İki ay önce tutuklanan ve cezaevinde ilaçları verilmediği için tedavisi geciktirilerek komalık edilen, önceki gün hayatını kaybeden 30 yaşındaki Nesrin Gençosman’ın uğradığı zulüm ve dram Türkiye Büyük Millet Meclisi’ne taşınıyor. İnsan Hakları Savunucusu ve HDP Milletvekili Ömer Faruk Gergerlioğlu, cezaevindeki bu ölümü ve ihmalleri soru önergesiyle Meclis gündemine taşıdı. Adalet Bakanının sorumlu olduğunu ve derhal soruşturma açarak açıklama yapmak zorunda olduğunu söyledi.
Konuyu kendi sosyal medya hesabından bir video ile duyuran Gergerlioğlu, Ordu Efili Cezaevi’ndeki ihmallerden dolayı hayatını kaybeden Nesrin Gençosman için Meclis İnsan Hakları Araştırma Komisyonu’na yazılı soru önergesiyle sunacağını söyledi.
İNSANLARI TUTUKLASANIZ DA İNSAN HAKKI, YAŞAM HAKKI İHLALİ YAPAMAZSINIZ
Gergerlioğlu, “Adalet Bakanlığı net açıklama yapmalı, bu ölümden sorumlu. İnsanları haksız şekilde hapsedebilirsiniz, ancak insan hakkı ihlali, yaşam hakkı ihlali yapamazsınız! Evlatlarımızın canı ucuz değildir; kimse düşmanlaştırılamaz, şeytanlaştırılamaz” dedi. Bu skandallar yaşandığında dünyada başka ülkelerde Adalet Bakanlarının istifa ettiğinin altını çizdi.

§ §

→ Görevler ve alıştırmalar:
(1) Cezaevindeki ölüme ilişkin habere göre Nesrin Gençosman, hangi cezaevindeki ihmaller yüzünden hayatını kaybetti?
(2) Cezaevindeki ölüme ilişkin haberi son cümlesinden itibaren sürdürün.

→ Veri listesi:
§ §

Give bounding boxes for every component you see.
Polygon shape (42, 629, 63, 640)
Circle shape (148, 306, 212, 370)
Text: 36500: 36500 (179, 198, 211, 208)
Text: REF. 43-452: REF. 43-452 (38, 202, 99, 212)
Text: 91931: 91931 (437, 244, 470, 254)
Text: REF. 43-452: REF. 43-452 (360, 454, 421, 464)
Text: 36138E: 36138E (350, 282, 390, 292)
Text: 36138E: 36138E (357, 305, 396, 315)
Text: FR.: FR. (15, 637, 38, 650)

§ §

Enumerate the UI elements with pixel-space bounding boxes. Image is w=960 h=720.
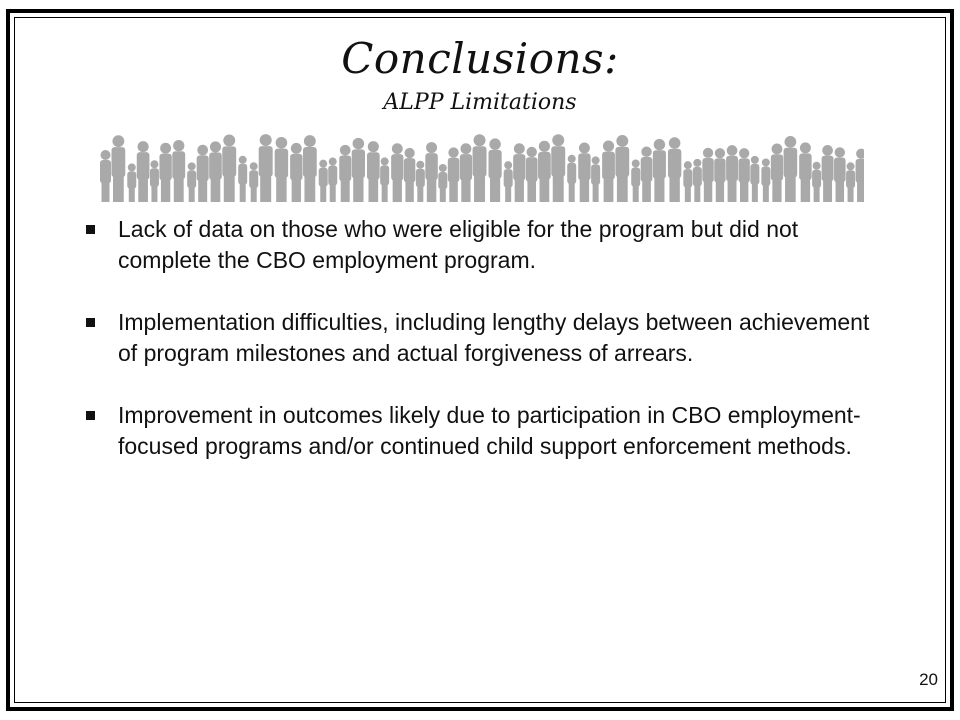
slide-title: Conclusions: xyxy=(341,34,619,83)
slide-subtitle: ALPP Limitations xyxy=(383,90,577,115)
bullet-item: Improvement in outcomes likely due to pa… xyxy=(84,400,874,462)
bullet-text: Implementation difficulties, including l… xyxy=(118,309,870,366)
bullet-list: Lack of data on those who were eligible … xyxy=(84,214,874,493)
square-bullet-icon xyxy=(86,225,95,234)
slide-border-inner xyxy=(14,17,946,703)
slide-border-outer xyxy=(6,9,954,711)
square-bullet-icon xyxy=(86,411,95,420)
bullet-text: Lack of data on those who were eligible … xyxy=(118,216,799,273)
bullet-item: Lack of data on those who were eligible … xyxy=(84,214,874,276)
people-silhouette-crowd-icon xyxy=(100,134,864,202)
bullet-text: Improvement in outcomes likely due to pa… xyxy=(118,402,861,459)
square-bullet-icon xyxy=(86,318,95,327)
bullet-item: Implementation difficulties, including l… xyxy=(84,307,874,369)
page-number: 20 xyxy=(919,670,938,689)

§ §

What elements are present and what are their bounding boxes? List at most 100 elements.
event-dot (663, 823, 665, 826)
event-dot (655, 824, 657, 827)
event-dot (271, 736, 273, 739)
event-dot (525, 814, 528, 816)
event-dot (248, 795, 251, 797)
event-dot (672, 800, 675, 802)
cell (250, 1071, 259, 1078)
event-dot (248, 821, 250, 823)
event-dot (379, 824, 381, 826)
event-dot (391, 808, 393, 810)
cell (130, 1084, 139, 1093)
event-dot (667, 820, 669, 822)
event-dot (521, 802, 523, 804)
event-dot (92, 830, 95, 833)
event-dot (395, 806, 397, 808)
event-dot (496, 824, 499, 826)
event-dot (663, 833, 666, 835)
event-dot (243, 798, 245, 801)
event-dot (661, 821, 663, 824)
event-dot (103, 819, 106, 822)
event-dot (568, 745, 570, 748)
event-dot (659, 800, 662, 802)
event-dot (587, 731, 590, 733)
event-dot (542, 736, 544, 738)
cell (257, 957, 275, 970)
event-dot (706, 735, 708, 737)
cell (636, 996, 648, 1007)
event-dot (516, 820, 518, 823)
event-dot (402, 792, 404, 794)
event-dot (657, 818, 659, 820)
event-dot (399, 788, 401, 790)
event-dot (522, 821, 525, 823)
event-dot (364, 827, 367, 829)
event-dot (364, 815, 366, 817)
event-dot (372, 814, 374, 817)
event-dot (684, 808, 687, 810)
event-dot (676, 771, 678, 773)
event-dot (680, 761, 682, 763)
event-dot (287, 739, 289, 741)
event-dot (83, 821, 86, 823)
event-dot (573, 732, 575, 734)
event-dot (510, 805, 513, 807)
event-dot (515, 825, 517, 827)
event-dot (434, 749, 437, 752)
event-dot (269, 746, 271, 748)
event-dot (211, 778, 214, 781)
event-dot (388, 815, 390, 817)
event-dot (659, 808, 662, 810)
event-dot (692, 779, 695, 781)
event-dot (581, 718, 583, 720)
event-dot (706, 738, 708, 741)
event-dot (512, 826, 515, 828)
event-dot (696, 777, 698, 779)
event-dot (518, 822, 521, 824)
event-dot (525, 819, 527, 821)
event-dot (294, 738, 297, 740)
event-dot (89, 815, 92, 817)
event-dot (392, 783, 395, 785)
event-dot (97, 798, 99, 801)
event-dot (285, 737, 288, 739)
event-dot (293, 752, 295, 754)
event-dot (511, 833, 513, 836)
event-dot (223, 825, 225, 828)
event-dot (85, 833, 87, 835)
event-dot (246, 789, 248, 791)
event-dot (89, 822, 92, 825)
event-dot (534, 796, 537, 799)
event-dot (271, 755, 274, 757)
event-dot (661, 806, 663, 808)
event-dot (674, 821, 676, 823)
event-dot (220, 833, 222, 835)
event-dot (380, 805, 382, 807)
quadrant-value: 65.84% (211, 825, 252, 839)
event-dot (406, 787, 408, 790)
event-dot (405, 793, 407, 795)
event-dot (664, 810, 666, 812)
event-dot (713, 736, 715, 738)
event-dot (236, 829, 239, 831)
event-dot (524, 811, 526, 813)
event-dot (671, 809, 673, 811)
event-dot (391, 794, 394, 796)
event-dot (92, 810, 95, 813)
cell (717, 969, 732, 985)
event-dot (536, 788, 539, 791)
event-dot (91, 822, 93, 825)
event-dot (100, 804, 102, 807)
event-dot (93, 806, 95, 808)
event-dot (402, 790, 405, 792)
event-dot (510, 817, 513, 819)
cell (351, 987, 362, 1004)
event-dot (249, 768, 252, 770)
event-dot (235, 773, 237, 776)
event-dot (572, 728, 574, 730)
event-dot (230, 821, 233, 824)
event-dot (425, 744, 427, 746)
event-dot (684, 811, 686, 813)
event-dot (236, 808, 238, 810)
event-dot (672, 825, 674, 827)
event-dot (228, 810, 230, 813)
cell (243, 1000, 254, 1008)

§ §

→ Çıktılar:
(1) Ordu Efili Cezaevi'ndeki ihmaller yüzünden.

(2)
N. Gencosman Ordu Efirli c. evinde gecikmis sevk sonrası zaturre tanisiyla vefat etmis. C.evi ölümleri devam ediyor. Hasta tutuklular kimsesizlikten ölüyor. Bir aciklamanız var mi @adalet_bakanlik
— Ö.Faruk Gergerlioğlu (@gergerliogluof) July 11, 2018
OHAL’İ 2 YILDIR UYGULAYANLAR AÇIKLAMA YAPMALI
Gergerlioğlu, “Gecikmiş tedaviye ve yoğun bakıma kaldırılmasına rağmen bir hafta sonrasında maalesef hayata gözlerini yummuş. Bu gördüğümüz 30 yaşındaki genç kadının vebali Adalet Bakanlığı’nın sırtındadır, omuzlarındadır arkadaşlar. İnsan hakları savunmuş bir doktor olarak ben bu konuyu çok iyi anladım. Adalet Bakanlığı’nın bu konuda açıklama yapması gerekir.” değerlendirmesini yaptı. Tedavi edilebilir bir hastalıktan dolayı bir genç kadının kaybedildiğini aktardı. OHAL’i 2 yıldır uygulayanları açıklama yapmaları, Ordu Cezaevleri yetkileri hakkında soruşturma açılması, Otopsi bulgularının da da kamuoyuna açıklanması gerektiğine dikkat çekti.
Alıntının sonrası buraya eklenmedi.